===== Dataset

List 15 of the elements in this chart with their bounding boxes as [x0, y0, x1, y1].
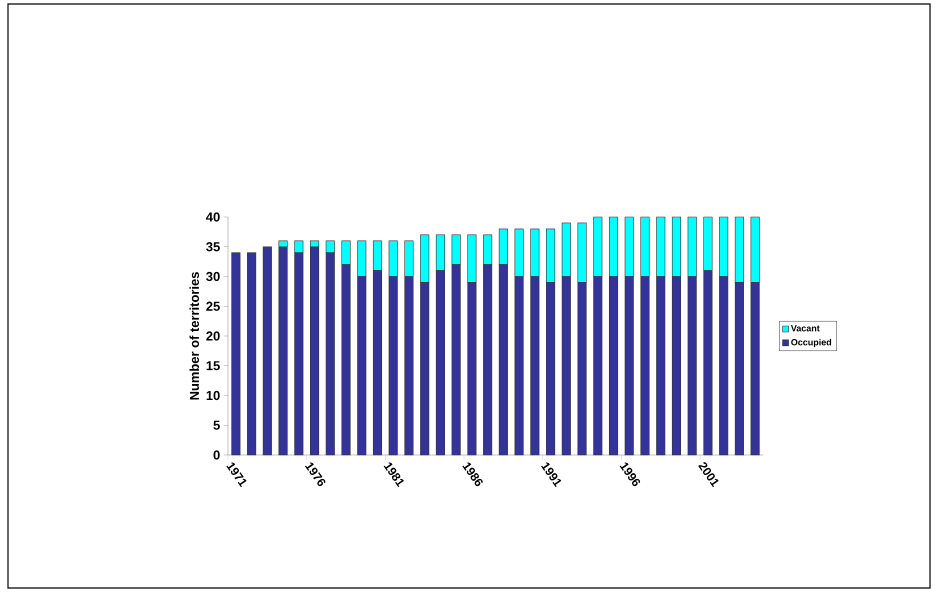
bar — [262, 246, 272, 456]
legend-label: Occupied — [791, 338, 832, 348]
y-tick-label: 35 — [206, 242, 220, 252]
y-tick-label: 30 — [206, 272, 220, 282]
legend-label: Vacant — [790, 325, 820, 332]
y-tick-label: 15 — [206, 361, 220, 370]
y-tick-label: 20 — [206, 331, 220, 341]
y-tick-label: 5 — [213, 420, 220, 430]
y-tick-label: 10 — [206, 390, 220, 400]
y-tick-label: 25 — [206, 302, 220, 311]
y-axis-title: Number of territories — [189, 272, 199, 400]
y-tick-label: 40 — [206, 212, 220, 222]
y-tick-label: 0 — [214, 450, 220, 460]
bar — [231, 252, 240, 456]
bar — [247, 252, 256, 456]
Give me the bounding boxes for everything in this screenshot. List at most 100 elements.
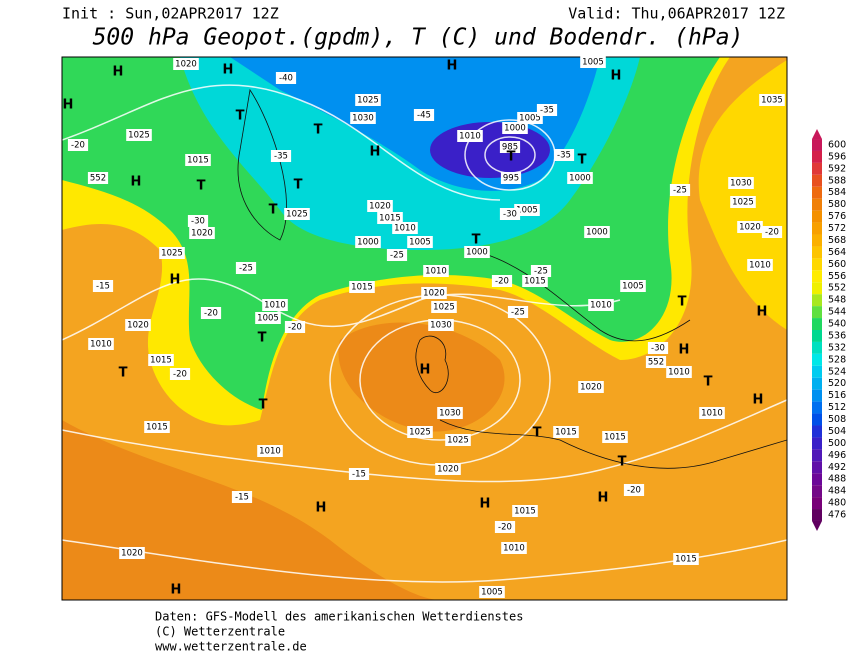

==========

● Objective: Reproduce all of the data above verbatim, omitting the pictures.

● Complete answer:
List 15 of the elements in this chart with their bounding boxes as [x0, y0, x1, y1].
bar — [262, 246, 272, 456]
legend-label: Occupied — [791, 338, 832, 348]
y-tick-label: 35 — [206, 242, 220, 252]
y-tick-label: 30 — [206, 272, 220, 282]
legend-label: Vacant — [790, 325, 820, 332]
y-tick-label: 15 — [206, 361, 220, 370]
y-tick-label: 20 — [206, 331, 220, 341]
y-tick-label: 5 — [213, 420, 220, 430]
y-tick-label: 10 — [206, 390, 220, 400]
y-tick-label: 25 — [206, 302, 220, 311]
y-axis-title: Number of territories — [189, 272, 199, 400]
y-tick-label: 40 — [206, 212, 220, 222]
y-tick-label: 0 — [214, 450, 220, 460]
bar — [231, 252, 240, 456]
bar — [247, 252, 256, 456]
Give me the bounding boxes for everything in this screenshot. List at most 100 elements.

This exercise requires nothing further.